**Instructions for the task**
Scan the data beneath this task and copy each line that includes "name".

Start Dataset extract

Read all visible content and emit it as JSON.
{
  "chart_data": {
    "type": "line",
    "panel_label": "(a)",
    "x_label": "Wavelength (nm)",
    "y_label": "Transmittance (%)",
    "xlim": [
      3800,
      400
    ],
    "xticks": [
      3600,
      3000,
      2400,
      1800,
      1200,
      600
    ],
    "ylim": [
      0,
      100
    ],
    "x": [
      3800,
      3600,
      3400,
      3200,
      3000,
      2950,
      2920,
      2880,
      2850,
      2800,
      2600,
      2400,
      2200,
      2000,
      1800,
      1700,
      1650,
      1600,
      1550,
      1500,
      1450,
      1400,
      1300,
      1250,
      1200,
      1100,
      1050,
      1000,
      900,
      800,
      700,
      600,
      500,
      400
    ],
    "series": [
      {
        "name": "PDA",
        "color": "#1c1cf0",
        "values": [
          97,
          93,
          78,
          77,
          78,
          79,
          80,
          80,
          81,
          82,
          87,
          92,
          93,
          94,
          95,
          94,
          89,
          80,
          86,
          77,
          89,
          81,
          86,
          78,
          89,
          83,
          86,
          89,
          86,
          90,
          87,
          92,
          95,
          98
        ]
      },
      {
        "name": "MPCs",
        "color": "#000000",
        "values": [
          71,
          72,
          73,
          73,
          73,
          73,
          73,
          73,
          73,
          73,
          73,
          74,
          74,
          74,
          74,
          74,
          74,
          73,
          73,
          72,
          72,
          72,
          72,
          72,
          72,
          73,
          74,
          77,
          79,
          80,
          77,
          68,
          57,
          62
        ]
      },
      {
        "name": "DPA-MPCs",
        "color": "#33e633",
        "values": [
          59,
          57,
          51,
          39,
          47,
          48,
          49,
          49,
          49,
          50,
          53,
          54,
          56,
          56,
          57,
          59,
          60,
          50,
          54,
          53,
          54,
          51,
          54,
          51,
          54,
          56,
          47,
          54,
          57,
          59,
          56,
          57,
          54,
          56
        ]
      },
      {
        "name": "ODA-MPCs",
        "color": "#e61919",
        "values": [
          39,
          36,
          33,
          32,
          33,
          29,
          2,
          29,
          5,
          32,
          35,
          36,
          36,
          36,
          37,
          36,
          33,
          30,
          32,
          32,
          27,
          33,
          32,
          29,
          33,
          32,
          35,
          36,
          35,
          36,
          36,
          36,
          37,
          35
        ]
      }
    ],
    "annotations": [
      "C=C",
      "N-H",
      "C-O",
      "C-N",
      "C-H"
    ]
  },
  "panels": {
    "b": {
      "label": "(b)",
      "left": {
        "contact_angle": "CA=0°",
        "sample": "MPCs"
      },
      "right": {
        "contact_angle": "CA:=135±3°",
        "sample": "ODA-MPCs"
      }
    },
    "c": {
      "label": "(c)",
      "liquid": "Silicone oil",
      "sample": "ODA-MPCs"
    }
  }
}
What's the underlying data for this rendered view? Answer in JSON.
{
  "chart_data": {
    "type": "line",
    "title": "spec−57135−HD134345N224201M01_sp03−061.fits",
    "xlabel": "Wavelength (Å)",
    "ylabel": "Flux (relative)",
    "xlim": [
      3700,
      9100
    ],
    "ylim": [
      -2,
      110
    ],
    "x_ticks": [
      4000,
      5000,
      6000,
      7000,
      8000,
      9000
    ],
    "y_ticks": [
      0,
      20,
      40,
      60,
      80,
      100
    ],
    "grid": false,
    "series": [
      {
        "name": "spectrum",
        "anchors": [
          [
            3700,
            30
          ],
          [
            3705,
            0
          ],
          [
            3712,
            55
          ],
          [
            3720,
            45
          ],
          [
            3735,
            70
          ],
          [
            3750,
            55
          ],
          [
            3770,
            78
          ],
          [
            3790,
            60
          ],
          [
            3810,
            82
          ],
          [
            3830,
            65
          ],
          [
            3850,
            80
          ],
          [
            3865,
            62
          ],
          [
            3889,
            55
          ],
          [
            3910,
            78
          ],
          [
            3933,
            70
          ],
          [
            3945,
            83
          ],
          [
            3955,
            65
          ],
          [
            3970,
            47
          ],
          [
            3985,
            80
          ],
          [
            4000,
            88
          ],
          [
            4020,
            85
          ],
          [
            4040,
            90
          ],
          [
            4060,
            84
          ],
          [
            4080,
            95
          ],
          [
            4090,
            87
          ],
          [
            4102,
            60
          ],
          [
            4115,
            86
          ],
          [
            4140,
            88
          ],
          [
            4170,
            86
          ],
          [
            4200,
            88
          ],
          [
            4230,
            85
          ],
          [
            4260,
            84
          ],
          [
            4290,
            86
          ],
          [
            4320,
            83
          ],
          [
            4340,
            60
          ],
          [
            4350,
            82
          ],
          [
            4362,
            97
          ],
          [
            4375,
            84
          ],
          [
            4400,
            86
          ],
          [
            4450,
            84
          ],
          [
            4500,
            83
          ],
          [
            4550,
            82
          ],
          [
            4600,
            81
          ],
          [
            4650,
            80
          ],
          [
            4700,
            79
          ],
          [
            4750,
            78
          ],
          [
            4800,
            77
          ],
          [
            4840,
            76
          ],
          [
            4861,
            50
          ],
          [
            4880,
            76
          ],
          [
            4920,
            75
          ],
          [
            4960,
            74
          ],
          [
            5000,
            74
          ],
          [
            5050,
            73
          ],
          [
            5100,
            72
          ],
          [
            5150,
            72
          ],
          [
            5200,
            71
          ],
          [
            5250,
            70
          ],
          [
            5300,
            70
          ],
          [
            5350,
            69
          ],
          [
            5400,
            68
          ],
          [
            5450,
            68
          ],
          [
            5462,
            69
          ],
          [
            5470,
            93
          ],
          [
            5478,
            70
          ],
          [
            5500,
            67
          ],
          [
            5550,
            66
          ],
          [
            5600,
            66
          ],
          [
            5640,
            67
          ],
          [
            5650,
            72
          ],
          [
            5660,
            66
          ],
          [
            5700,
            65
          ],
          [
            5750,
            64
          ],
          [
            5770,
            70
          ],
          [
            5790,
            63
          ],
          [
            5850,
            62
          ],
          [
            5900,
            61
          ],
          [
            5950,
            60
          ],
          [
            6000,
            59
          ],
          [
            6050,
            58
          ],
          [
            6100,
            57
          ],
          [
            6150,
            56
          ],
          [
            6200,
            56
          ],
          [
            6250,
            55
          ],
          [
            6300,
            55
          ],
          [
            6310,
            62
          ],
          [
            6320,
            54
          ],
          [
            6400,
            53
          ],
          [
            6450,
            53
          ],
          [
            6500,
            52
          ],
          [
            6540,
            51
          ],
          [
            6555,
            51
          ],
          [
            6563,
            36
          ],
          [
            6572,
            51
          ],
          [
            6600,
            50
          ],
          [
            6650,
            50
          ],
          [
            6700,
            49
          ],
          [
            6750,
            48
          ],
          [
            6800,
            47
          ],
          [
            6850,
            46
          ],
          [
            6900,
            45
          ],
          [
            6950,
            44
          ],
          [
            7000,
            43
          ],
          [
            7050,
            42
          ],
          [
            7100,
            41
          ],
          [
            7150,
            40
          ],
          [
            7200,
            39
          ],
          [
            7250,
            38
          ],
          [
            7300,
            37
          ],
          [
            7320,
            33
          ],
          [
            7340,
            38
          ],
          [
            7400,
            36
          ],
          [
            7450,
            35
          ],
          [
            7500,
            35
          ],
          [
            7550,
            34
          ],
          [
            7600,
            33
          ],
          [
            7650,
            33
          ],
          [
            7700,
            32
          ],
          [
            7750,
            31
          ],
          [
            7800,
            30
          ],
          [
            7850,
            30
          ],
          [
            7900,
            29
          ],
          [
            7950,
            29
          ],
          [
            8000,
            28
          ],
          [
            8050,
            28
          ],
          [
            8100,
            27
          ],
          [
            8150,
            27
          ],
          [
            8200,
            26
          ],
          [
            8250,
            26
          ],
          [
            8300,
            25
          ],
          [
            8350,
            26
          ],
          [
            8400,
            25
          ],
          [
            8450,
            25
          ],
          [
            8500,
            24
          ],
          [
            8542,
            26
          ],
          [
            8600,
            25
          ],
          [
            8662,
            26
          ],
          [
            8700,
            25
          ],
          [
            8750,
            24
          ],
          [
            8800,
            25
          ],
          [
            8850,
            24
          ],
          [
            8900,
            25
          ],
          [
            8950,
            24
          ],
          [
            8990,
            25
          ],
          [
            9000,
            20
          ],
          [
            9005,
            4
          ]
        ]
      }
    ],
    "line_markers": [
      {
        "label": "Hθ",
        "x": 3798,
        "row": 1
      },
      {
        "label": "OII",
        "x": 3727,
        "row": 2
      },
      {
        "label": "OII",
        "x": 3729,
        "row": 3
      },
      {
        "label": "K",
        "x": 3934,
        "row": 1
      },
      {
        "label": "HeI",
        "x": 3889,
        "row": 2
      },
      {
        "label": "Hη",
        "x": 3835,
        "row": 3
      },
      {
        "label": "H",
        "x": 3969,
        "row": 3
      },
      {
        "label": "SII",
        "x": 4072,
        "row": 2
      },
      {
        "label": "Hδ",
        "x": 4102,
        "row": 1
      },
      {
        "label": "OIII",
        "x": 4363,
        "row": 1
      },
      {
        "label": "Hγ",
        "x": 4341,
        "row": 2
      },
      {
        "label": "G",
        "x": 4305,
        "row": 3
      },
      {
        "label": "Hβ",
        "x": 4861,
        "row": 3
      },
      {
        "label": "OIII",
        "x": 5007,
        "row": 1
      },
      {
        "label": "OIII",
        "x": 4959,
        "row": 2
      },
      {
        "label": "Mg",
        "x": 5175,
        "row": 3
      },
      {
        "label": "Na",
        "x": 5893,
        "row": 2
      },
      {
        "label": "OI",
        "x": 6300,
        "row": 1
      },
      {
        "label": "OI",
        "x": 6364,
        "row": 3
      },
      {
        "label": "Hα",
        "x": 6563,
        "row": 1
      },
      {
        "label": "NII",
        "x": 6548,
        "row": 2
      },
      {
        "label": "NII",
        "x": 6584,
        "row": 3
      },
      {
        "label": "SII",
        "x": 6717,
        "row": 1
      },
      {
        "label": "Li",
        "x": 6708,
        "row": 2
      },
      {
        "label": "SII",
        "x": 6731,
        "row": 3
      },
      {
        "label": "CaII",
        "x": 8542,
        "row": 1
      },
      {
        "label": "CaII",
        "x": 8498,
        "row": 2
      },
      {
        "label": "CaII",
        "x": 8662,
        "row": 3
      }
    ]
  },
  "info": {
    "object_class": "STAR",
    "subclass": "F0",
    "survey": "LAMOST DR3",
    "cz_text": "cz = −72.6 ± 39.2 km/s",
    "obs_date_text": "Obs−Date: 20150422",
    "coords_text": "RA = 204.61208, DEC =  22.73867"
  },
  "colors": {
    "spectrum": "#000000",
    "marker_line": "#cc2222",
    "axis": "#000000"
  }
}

End Dataset extract

**Correct output**
        "name": "PDA",
        "name": "MPCs",
        "name": "DPA-MPCs",
        "name": "ODA-MPCs",
        "name": "spectrum",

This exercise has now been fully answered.